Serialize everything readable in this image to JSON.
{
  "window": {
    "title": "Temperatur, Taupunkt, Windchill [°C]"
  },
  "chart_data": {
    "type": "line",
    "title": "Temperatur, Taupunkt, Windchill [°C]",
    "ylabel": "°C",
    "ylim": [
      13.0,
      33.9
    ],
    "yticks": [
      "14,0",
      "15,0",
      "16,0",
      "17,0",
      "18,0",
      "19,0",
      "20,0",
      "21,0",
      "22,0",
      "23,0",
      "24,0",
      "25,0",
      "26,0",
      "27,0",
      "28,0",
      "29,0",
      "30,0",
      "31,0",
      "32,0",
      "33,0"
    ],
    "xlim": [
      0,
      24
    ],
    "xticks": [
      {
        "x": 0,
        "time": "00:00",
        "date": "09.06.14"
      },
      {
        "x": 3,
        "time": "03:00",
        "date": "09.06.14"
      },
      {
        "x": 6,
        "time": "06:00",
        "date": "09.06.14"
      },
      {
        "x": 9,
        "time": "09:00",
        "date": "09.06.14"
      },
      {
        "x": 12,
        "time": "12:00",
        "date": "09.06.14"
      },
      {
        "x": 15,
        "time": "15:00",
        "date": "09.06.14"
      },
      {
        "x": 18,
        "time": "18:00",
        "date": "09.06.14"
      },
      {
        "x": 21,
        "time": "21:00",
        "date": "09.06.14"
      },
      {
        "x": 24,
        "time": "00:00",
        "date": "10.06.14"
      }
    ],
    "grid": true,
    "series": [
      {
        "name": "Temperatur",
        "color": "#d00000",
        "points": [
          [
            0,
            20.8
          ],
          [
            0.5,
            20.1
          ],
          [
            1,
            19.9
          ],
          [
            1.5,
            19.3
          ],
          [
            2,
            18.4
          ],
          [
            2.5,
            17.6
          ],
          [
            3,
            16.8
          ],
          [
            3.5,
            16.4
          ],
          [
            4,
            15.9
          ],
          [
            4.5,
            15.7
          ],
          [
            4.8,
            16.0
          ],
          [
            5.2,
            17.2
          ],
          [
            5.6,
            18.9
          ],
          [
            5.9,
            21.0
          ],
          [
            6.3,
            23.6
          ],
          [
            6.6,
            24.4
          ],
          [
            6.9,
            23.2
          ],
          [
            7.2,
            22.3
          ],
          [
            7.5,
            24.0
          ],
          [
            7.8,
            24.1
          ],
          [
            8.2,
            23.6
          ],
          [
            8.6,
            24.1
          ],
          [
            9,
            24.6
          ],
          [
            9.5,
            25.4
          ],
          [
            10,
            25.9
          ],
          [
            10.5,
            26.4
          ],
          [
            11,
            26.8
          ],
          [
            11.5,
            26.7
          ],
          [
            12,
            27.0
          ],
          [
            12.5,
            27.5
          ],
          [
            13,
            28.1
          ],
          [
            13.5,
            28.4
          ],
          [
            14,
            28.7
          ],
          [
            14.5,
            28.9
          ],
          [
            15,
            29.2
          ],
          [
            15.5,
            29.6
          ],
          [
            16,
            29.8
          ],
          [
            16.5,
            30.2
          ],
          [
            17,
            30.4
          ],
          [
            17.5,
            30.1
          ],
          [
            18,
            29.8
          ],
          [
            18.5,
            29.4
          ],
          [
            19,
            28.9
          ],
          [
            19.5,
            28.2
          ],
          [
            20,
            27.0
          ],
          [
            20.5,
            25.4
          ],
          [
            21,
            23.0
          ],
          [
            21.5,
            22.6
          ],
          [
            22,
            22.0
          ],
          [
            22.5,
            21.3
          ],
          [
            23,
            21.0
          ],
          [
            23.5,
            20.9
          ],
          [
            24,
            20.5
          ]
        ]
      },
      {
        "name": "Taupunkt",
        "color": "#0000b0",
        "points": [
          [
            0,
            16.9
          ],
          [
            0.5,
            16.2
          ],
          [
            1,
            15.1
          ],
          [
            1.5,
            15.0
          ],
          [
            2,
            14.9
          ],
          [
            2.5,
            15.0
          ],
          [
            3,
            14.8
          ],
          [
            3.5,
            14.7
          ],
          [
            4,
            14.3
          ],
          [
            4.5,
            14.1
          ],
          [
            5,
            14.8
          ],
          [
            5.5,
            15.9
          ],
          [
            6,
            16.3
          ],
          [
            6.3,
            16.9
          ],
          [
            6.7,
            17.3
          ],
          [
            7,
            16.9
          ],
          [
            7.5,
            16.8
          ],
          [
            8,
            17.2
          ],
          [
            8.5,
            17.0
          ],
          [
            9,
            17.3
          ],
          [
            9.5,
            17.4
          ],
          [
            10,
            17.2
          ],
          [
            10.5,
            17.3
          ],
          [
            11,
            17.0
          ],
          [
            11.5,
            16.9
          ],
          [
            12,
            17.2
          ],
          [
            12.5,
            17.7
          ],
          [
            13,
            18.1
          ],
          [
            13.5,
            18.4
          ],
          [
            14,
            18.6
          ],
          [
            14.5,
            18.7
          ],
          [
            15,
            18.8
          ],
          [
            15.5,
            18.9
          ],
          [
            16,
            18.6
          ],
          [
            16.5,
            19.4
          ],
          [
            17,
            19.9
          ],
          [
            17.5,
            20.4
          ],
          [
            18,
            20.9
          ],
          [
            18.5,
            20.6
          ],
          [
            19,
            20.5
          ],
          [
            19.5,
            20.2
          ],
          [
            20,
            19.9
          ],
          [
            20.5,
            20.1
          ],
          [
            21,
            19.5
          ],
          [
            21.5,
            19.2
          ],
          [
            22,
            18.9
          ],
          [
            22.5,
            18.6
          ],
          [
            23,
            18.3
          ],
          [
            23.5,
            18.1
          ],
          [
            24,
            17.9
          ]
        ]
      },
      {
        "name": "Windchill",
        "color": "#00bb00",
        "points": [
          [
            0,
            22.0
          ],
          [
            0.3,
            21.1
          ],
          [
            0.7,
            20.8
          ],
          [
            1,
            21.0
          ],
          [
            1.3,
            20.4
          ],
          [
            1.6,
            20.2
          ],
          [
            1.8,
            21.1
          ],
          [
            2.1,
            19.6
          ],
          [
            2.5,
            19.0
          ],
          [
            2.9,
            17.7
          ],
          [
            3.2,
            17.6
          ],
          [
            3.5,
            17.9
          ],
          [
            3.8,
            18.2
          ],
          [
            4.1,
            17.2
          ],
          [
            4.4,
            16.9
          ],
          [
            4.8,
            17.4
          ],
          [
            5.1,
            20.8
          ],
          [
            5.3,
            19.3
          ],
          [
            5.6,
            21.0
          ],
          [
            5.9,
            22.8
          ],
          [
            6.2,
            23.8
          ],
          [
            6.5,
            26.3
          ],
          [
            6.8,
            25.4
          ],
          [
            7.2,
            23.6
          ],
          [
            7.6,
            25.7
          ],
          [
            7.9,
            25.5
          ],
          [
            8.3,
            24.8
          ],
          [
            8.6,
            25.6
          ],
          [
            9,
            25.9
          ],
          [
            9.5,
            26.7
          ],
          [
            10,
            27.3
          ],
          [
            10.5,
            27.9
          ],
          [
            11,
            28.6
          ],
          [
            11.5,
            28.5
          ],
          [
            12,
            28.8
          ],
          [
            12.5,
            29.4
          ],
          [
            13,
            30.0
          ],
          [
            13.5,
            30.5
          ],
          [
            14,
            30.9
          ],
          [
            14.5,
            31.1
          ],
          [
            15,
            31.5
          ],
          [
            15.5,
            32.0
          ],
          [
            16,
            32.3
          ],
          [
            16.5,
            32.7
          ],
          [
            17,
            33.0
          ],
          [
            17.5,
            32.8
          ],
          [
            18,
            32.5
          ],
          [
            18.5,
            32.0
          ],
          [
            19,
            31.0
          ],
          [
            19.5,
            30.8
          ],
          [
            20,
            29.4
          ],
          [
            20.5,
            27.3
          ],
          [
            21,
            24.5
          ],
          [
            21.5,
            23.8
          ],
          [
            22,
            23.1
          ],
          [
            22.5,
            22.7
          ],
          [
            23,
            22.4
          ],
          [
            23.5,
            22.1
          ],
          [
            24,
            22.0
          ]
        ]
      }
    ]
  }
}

▶ **INSTRUCTIONS FOR THE TASK**: Where a line of the material above holds the string "color", copy that line.

▶ **OUTPUT**:
        "color": "#d00000",
        "color": "#0000b0",
        "color": "#00bb00",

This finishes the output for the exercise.